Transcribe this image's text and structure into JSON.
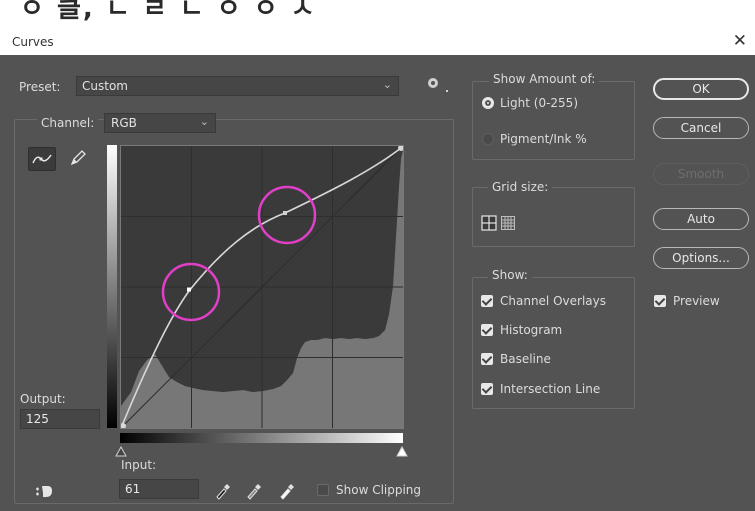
{
  "header_strip": {
    "text": "ㅇ 클, ㄴ ㄹ ㄴ ㅇ ㅇ ㅅ"
  },
  "window": {
    "title": "Curves",
    "close_glyph": "✕"
  },
  "preset": {
    "label": "Preset:",
    "value": "Custom",
    "icon": "gear-icon"
  },
  "channel": {
    "label": "Channel:",
    "value": "RGB"
  },
  "tools": [
    {
      "icon": "curve-point-tool-icon",
      "active": true
    },
    {
      "icon": "pencil-icon",
      "active": false
    }
  ],
  "output": {
    "label": "Output:",
    "value": "125"
  },
  "input": {
    "label": "Input:",
    "value": "61"
  },
  "show_clipping": {
    "label": "Show Clipping",
    "checked": false
  },
  "eyedroppers": [
    "black-point-eyedropper-icon",
    "gray-point-eyedropper-icon",
    "white-point-eyedropper-icon"
  ],
  "on_image_tool": {
    "icon": "on-image-adjustment-icon"
  },
  "show_amount": {
    "title": "Show Amount of:",
    "options": [
      {
        "label": "Light  (0-255)",
        "selected": true
      },
      {
        "label": "Pigment/Ink %",
        "selected": false
      }
    ]
  },
  "grid_size": {
    "title": "Grid size:",
    "icons": [
      "simple-grid-icon",
      "detailed-grid-icon"
    ]
  },
  "show": {
    "title": "Show:",
    "items": [
      {
        "label": "Channel Overlays",
        "checked": true
      },
      {
        "label": "Histogram",
        "checked": true
      },
      {
        "label": "Baseline",
        "checked": true
      },
      {
        "label": "Intersection Line",
        "checked": true
      }
    ]
  },
  "buttons": {
    "ok": "OK",
    "cancel": "Cancel",
    "smooth": "Smooth",
    "auto": "Auto",
    "options": "Options..."
  },
  "preview": {
    "label": "Preview",
    "checked": true
  },
  "colors": {
    "dialog_bg": "#535353",
    "field_bg": "#464646",
    "highlight_circle": "#e040c8"
  }
}
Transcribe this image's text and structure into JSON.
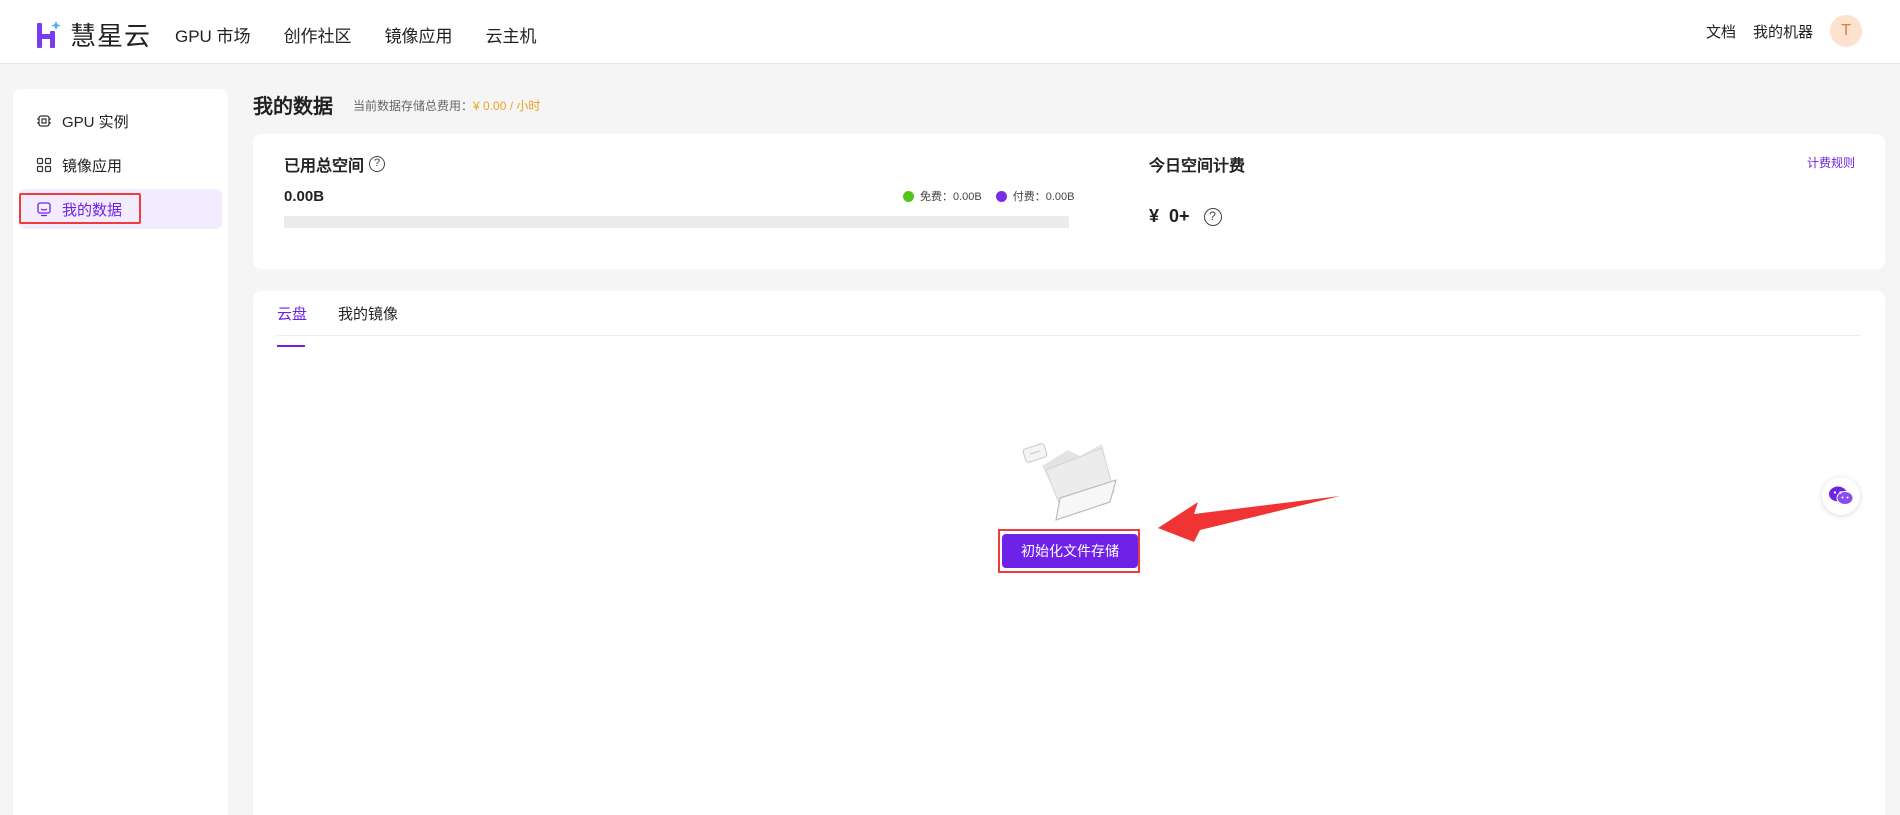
{
  "brand": {
    "name": "慧星云",
    "accent": "#6e22e8",
    "logo_color": "#7a3cf0"
  },
  "nav": {
    "items": [
      {
        "label": "GPU 市场"
      },
      {
        "label": "创作社区"
      },
      {
        "label": "镜像应用"
      },
      {
        "label": "云主机"
      }
    ],
    "right": {
      "docs": "文档",
      "my_machines": "我的机器",
      "avatar_letter": "T"
    }
  },
  "sidebar": {
    "items": [
      {
        "label": "GPU 实例",
        "icon": "chip-icon",
        "active": false
      },
      {
        "label": "镜像应用",
        "icon": "grid-apps-icon",
        "active": false
      },
      {
        "label": "我的数据",
        "icon": "data-monitor-icon",
        "active": true
      }
    ]
  },
  "page": {
    "title": "我的数据",
    "cost_label": "当前数据存储总费用：",
    "cost_value": "¥ 0.00 / 小时"
  },
  "summary": {
    "used_title": "已用总空间",
    "used_value": "0.00B",
    "legend": [
      {
        "label": "免费：0.00B",
        "color": "#52c41a"
      },
      {
        "label": "付费：0.00B",
        "color": "#7a2de8"
      }
    ],
    "usage_fraction": 0.0,
    "today_title": "今日空间计费",
    "today_value": "¥  0+",
    "rules_link": "计费规则"
  },
  "tabs": [
    {
      "label": "云盘",
      "active": true
    },
    {
      "label": "我的镜像",
      "active": false
    }
  ],
  "empty_state": {
    "icon": "empty-folder-icon",
    "button_label": "初始化文件存储"
  },
  "floating": {
    "icon": "wechat-icon"
  },
  "annotation": {
    "highlight_color": "#ef3b3b"
  }
}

---

PROBLEM:
Retype the entries word for word. Omit any images.

EXPECTED ANSWER:
Transcribe this image's text and structure into JSON.
{
  "header_strip": {
    "text": "ㅇ 클, ㄴ ㄹ ㄴ ㅇ ㅇ ㅅ"
  },
  "window": {
    "title": "Curves",
    "close_glyph": "✕"
  },
  "preset": {
    "label": "Preset:",
    "value": "Custom",
    "icon": "gear-icon"
  },
  "channel": {
    "label": "Channel:",
    "value": "RGB"
  },
  "tools": [
    {
      "icon": "curve-point-tool-icon",
      "active": true
    },
    {
      "icon": "pencil-icon",
      "active": false
    }
  ],
  "output": {
    "label": "Output:",
    "value": "125"
  },
  "input": {
    "label": "Input:",
    "value": "61"
  },
  "show_clipping": {
    "label": "Show Clipping",
    "checked": false
  },
  "eyedroppers": [
    "black-point-eyedropper-icon",
    "gray-point-eyedropper-icon",
    "white-point-eyedropper-icon"
  ],
  "on_image_tool": {
    "icon": "on-image-adjustment-icon"
  },
  "show_amount": {
    "title": "Show Amount of:",
    "options": [
      {
        "label": "Light  (0-255)",
        "selected": true
      },
      {
        "label": "Pigment/Ink %",
        "selected": false
      }
    ]
  },
  "grid_size": {
    "title": "Grid size:",
    "icons": [
      "simple-grid-icon",
      "detailed-grid-icon"
    ]
  },
  "show": {
    "title": "Show:",
    "items": [
      {
        "label": "Channel Overlays",
        "checked": true
      },
      {
        "label": "Histogram",
        "checked": true
      },
      {
        "label": "Baseline",
        "checked": true
      },
      {
        "label": "Intersection Line",
        "checked": true
      }
    ]
  },
  "buttons": {
    "ok": "OK",
    "cancel": "Cancel",
    "smooth": "Smooth",
    "auto": "Auto",
    "options": "Options..."
  },
  "preview": {
    "label": "Preview",
    "checked": true
  },
  "colors": {
    "dialog_bg": "#535353",
    "field_bg": "#464646",
    "highlight_circle": "#e040c8"
  }
}
Transcribe this image's text and structure into JSON.
{
  "brand": {
    "name": "慧星云",
    "accent": "#6e22e8",
    "logo_color": "#7a3cf0"
  },
  "nav": {
    "items": [
      {
        "label": "GPU 市场"
      },
      {
        "label": "创作社区"
      },
      {
        "label": "镜像应用"
      },
      {
        "label": "云主机"
      }
    ],
    "right": {
      "docs": "文档",
      "my_machines": "我的机器",
      "avatar_letter": "T"
    }
  },
  "sidebar": {
    "items": [
      {
        "label": "GPU 实例",
        "icon": "chip-icon",
        "active": false
      },
      {
        "label": "镜像应用",
        "icon": "grid-apps-icon",
        "active": false
      },
      {
        "label": "我的数据",
        "icon": "data-monitor-icon",
        "active": true
      }
    ]
  },
  "page": {
    "title": "我的数据",
    "cost_label": "当前数据存储总费用：",
    "cost_value": "¥ 0.00 / 小时"
  },
  "summary": {
    "used_title": "已用总空间",
    "used_value": "0.00B",
    "legend": [
      {
        "label": "免费：0.00B",
        "color": "#52c41a"
      },
      {
        "label": "付费：0.00B",
        "color": "#7a2de8"
      }
    ],
    "usage_fraction": 0.0,
    "today_title": "今日空间计费",
    "today_value": "¥  0+",
    "rules_link": "计费规则"
  },
  "tabs": [
    {
      "label": "云盘",
      "active": true
    },
    {
      "label": "我的镜像",
      "active": false
    }
  ],
  "empty_state": {
    "icon": "empty-folder-icon",
    "button_label": "初始化文件存储"
  },
  "floating": {
    "icon": "wechat-icon"
  },
  "annotation": {
    "highlight_color": "#ef3b3b"
  }
}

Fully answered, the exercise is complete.